• [Instructions to follow]: Scan the records for the string "стандартов"; copy each line where it occurs.

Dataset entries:
=====
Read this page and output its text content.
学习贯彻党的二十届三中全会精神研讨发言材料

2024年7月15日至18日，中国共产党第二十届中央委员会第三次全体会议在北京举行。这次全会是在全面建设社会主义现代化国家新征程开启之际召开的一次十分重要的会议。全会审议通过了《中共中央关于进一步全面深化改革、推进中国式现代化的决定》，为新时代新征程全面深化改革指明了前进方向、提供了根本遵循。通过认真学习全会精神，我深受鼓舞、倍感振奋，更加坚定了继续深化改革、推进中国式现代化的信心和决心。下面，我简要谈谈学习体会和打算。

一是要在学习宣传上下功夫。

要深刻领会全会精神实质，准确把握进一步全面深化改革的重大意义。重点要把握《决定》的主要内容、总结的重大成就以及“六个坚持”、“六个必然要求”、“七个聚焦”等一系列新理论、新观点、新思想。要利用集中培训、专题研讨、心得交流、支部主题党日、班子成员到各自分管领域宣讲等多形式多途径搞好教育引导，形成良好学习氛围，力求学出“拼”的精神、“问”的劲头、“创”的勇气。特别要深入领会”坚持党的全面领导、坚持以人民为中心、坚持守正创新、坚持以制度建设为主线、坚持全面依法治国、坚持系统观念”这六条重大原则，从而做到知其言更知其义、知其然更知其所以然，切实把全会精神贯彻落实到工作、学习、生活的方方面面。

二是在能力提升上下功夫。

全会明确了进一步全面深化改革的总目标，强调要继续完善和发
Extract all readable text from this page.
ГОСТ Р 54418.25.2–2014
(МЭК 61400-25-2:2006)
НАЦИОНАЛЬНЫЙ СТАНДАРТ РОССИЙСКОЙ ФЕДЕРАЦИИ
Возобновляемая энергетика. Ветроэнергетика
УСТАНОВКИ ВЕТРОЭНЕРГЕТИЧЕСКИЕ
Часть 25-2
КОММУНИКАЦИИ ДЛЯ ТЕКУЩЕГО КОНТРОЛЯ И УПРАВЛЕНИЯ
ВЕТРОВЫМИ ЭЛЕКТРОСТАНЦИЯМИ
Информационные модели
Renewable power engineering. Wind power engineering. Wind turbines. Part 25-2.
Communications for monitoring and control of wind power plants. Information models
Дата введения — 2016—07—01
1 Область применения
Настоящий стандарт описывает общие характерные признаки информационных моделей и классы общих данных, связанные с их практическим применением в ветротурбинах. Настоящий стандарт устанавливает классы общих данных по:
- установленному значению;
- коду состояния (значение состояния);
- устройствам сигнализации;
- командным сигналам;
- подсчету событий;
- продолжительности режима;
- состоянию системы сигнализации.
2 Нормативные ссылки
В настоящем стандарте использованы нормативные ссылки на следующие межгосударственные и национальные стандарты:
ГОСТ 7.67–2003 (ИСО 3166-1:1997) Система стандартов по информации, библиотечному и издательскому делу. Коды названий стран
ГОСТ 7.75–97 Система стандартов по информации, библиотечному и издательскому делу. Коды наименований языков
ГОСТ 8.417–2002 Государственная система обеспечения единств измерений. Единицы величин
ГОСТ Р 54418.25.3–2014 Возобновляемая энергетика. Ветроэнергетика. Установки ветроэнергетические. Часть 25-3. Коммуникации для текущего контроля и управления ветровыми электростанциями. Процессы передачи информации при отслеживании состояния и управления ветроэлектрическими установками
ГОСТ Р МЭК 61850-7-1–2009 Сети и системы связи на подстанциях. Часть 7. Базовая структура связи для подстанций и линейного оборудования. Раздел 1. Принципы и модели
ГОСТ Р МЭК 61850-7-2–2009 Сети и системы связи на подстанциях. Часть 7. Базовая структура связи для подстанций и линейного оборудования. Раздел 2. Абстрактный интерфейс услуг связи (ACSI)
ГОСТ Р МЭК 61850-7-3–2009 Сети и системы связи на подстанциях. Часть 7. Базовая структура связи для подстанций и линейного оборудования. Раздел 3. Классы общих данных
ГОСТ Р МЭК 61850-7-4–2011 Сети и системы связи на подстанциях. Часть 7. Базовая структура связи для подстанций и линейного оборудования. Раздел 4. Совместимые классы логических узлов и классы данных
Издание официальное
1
=====
• [Written response]:
ГОСТ 7.67–2003 (ИСО 3166-1:1997) Система стандартов по информации, библиотечному и издательскому делу. Коды названий стран
ГОСТ 7.75–97 Система стандартов по информации, библиотечному и издательскому делу. Коды наименований языков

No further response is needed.